= MATERIAL PROVIDED =
.....
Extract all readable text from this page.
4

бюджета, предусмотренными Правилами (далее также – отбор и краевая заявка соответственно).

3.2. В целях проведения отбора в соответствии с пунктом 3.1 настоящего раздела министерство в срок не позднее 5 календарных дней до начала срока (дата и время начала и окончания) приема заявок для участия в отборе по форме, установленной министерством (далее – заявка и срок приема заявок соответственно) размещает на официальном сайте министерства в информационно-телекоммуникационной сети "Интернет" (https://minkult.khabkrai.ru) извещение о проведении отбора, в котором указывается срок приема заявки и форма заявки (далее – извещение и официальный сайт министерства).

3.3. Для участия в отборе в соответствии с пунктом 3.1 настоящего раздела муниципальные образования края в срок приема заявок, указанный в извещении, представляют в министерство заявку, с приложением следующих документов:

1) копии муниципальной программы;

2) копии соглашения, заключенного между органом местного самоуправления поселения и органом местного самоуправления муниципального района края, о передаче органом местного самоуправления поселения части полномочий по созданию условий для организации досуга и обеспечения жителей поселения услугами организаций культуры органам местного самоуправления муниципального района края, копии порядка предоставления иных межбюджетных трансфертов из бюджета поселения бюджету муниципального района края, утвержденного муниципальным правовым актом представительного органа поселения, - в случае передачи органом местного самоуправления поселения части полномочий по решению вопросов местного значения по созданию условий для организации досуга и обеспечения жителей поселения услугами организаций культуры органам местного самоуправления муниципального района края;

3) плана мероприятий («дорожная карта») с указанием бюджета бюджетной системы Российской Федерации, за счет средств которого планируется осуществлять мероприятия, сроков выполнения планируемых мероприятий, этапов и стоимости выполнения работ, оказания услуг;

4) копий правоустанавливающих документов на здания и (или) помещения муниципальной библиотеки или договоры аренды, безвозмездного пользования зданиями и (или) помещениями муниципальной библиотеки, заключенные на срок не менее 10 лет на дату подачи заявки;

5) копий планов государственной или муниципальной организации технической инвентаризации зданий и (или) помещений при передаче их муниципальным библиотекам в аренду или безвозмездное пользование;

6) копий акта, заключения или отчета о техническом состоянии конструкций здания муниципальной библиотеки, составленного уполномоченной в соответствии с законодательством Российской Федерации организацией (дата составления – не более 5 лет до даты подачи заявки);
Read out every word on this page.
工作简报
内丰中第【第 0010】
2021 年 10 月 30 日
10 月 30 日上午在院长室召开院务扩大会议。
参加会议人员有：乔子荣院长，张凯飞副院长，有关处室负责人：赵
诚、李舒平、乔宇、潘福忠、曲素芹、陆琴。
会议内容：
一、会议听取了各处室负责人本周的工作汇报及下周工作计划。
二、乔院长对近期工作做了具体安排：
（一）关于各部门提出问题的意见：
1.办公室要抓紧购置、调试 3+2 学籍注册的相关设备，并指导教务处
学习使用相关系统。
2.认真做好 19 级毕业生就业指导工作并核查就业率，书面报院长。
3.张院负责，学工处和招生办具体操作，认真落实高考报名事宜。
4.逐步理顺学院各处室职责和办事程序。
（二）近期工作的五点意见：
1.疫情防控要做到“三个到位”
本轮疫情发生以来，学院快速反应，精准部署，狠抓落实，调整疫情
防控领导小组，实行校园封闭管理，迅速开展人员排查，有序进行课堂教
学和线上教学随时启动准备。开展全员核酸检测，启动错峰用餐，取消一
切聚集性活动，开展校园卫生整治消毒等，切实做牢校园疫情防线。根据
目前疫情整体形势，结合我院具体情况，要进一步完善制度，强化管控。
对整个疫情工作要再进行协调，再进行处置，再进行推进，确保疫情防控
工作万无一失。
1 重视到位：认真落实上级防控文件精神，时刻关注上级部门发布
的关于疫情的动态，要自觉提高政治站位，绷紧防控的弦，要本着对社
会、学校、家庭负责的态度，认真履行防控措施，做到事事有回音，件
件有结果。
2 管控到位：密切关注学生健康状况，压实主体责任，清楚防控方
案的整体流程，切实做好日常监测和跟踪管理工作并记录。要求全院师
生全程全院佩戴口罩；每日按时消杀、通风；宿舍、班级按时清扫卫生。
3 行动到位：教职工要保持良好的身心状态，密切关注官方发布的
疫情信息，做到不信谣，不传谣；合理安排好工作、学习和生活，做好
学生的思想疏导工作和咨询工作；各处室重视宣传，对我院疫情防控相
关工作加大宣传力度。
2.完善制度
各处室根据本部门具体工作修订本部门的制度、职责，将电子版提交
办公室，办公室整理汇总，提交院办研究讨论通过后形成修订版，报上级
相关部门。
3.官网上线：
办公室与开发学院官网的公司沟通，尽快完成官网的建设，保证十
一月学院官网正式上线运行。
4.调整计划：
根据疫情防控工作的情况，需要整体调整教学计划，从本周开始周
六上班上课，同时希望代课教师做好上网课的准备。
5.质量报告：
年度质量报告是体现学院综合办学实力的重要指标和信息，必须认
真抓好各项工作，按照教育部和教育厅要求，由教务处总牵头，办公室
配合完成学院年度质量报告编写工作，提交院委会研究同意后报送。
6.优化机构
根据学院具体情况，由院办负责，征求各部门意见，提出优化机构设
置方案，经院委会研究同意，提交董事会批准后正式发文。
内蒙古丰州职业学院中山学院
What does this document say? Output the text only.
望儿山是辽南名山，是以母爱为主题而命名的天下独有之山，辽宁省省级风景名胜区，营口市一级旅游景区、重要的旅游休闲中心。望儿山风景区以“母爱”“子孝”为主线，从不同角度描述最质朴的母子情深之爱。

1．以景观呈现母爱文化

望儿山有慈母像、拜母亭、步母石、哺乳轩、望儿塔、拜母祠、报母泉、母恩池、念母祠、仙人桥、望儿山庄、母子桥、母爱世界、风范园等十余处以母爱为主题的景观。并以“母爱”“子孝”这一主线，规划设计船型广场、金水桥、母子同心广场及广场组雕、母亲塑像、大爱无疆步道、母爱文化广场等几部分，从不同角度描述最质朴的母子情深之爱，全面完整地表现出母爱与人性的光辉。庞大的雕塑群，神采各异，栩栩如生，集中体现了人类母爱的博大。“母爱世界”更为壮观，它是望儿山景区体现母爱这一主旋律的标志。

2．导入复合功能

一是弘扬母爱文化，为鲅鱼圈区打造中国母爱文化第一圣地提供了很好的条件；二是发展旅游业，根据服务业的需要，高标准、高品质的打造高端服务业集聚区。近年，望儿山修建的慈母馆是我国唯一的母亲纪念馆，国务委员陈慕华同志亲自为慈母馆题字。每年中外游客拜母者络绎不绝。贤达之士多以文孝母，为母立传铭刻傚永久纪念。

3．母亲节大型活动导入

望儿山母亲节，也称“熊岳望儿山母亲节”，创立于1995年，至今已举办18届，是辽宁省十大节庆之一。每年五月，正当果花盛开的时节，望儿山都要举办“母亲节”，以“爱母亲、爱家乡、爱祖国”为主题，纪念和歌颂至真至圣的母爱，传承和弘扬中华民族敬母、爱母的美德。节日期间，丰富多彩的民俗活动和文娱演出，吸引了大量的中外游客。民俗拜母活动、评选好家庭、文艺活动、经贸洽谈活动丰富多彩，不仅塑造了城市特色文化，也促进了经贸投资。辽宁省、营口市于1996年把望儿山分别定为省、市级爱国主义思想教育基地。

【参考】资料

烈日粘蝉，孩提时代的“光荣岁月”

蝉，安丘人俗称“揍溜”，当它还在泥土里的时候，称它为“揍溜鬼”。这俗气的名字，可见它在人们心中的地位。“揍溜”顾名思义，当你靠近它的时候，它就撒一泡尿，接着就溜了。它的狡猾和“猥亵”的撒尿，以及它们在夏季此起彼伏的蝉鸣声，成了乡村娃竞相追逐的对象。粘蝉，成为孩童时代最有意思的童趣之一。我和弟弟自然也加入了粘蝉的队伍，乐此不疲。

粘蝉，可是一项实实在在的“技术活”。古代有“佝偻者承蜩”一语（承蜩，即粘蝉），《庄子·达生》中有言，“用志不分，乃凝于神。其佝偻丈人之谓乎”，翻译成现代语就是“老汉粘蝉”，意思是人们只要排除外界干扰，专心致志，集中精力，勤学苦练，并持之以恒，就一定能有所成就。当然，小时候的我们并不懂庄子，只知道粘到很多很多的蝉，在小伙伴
.....
= TO DO =
Go through the data and gather every line that holds "копий".

= SOLUTION TO THE PROBLEM =
4) копий правоустанавливающих документов на здания и (или) помещения муниципальной библиотеки или договоры аренды, безвозмездного пользования зданиями и (или) помещениями муниципальной библиотеки, заключенные на срок не менее 10 лет на дату подачи заявки;
5) копий планов государственной или муниципальной организации технической инвентаризации зданий и (или) помещений при передаче их муниципальным библиотекам в аренду или безвозмездное пользование;
6) копий акта, заключения или отчета о техническом состоянии конструкций здания муниципальной библиотеки, составленного уполномоченной в соответствии с законодательством Российской Федерации организацией (дата составления – не более 5 лет до даты подачи заявки);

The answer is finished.